- AIM OF THE EXERCISE -
Select the lines that hold the word "title" and copy each one.

Data tied to figure images
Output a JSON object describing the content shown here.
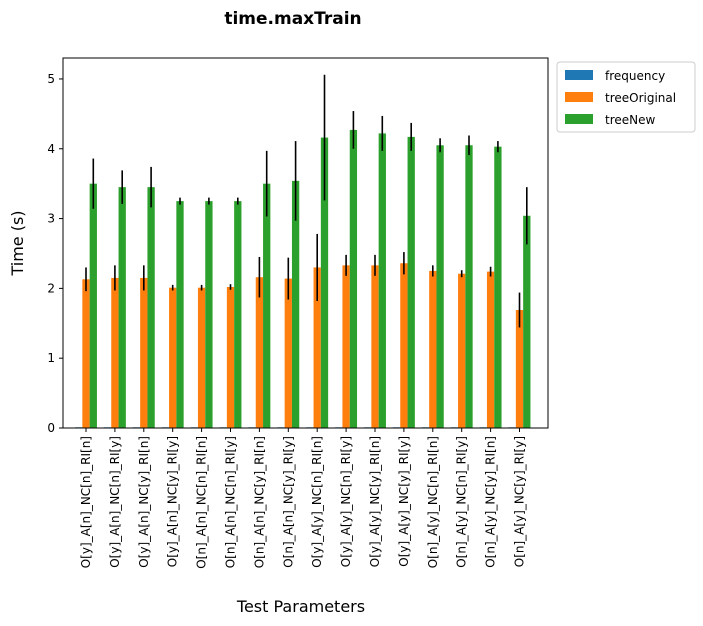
{
  "chart_data": {
    "type": "bar",
    "title": "time.maxTrain",
    "xlabel": "Test Parameters",
    "ylabel": "Time (s)",
    "ylim": [
      0,
      5.3
    ],
    "yticks": [
      0,
      1,
      2,
      3,
      4,
      5
    ],
    "grid": false,
    "legend_position": "outside-top-right",
    "categories": [
      "O[y]_A[n]_NC[n]_RI[n]",
      "O[y]_A[n]_NC[n]_RI[y]",
      "O[y]_A[n]_NC[y]_RI[n]",
      "O[y]_A[n]_NC[y]_RI[y]",
      "O[n]_A[n]_NC[n]_RI[n]",
      "O[n]_A[n]_NC[n]_RI[y]",
      "O[n]_A[n]_NC[y]_RI[n]",
      "O[n]_A[n]_NC[y]_RI[y]",
      "O[y]_A[y]_NC[n]_RI[n]",
      "O[y]_A[y]_NC[n]_RI[y]",
      "O[y]_A[y]_NC[y]_RI[n]",
      "O[y]_A[y]_NC[y]_RI[y]",
      "O[n]_A[y]_NC[n]_RI[n]",
      "O[n]_A[y]_NC[n]_RI[y]",
      "O[n]_A[y]_NC[y]_RI[n]",
      "O[n]_A[y]_NC[y]_RI[y]"
    ],
    "series": [
      {
        "name": "frequency",
        "color": "#1f77b4",
        "values": [
          0.01,
          0.01,
          0.01,
          0.01,
          0.01,
          0.01,
          0.01,
          0.01,
          0.01,
          0.01,
          0.01,
          0.01,
          0.01,
          0.01,
          0.01,
          0.01
        ],
        "errors": [
          0,
          0,
          0,
          0,
          0,
          0,
          0,
          0,
          0,
          0,
          0,
          0,
          0,
          0,
          0,
          0
        ]
      },
      {
        "name": "treeOriginal",
        "color": "#ff7f0e",
        "values": [
          2.13,
          2.15,
          2.15,
          2.01,
          2.01,
          2.02,
          2.16,
          2.14,
          2.3,
          2.33,
          2.33,
          2.36,
          2.25,
          2.21,
          2.24,
          1.69
        ],
        "errors": [
          0.17,
          0.18,
          0.18,
          0.04,
          0.04,
          0.04,
          0.29,
          0.3,
          0.48,
          0.15,
          0.15,
          0.16,
          0.08,
          0.05,
          0.07,
          0.25
        ]
      },
      {
        "name": "treeNew",
        "color": "#2ca02c",
        "values": [
          3.5,
          3.45,
          3.45,
          3.25,
          3.25,
          3.25,
          3.5,
          3.54,
          4.16,
          4.27,
          4.22,
          4.17,
          4.05,
          4.05,
          4.03,
          3.04
        ],
        "errors": [
          0.36,
          0.24,
          0.29,
          0.05,
          0.05,
          0.05,
          0.47,
          0.57,
          0.9,
          0.27,
          0.25,
          0.2,
          0.1,
          0.14,
          0.08,
          0.41
        ]
      }
    ]
  }
}
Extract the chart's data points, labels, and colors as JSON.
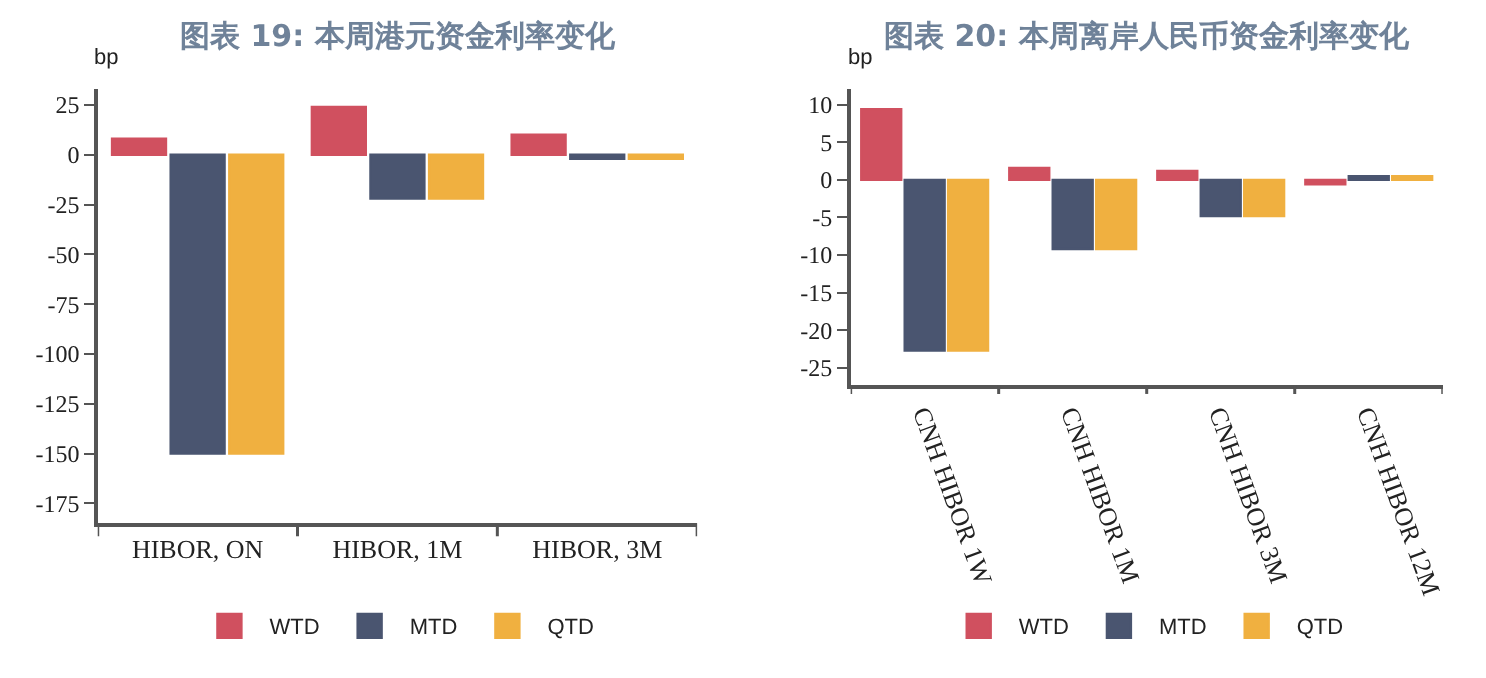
{
  "chart_data": [
    {
      "type": "bar",
      "title": "图表 19: 本周港元资金利率变化",
      "ylabel": "bp",
      "categories": [
        "HIBOR, ON",
        "HIBOR, 1M",
        "HIBOR, 3M"
      ],
      "series": [
        {
          "name": "WTD",
          "color": "#d0505f",
          "values": [
            8,
            24,
            10
          ]
        },
        {
          "name": "MTD",
          "color": "#4a5570",
          "values": [
            -150,
            -22,
            -2
          ]
        },
        {
          "name": "QTD",
          "color": "#f0b040",
          "values": [
            -150,
            -22,
            -2
          ]
        }
      ],
      "ylim": [
        -185,
        33
      ],
      "yticks": [
        25,
        0,
        -25,
        -50,
        -75,
        -100,
        -125,
        -150,
        -175
      ],
      "grid": false,
      "legend": "bottom"
    },
    {
      "type": "bar",
      "title": "图表 20: 本周离岸人民币资金利率变化",
      "ylabel": "bp",
      "categories": [
        "CNH HIBOR 1W",
        "CNH HIBOR 1M",
        "CNH HIBOR 3M",
        "CNH HIBOR 12M"
      ],
      "series": [
        {
          "name": "WTD",
          "color": "#d0505f",
          "values": [
            9.4,
            1.6,
            1.2,
            -0.6
          ]
        },
        {
          "name": "MTD",
          "color": "#4a5570",
          "values": [
            -22.7,
            -9.2,
            -4.8,
            0.5
          ]
        },
        {
          "name": "QTD",
          "color": "#f0b040",
          "values": [
            -22.7,
            -9.2,
            -4.8,
            0.5
          ]
        }
      ],
      "ylim": [
        -27.3,
        12.1
      ],
      "yticks": [
        10,
        5,
        0,
        -5,
        -10,
        -15,
        -20,
        -25
      ],
      "grid": false,
      "legend": "bottom"
    }
  ]
}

- TASK OUTPUT -
    "title": "time.maxTrain",
      "title": "图表 19: 本周港元资金利率变化",
      "title": "图表 20: 本周离岸人民币资金利率变化",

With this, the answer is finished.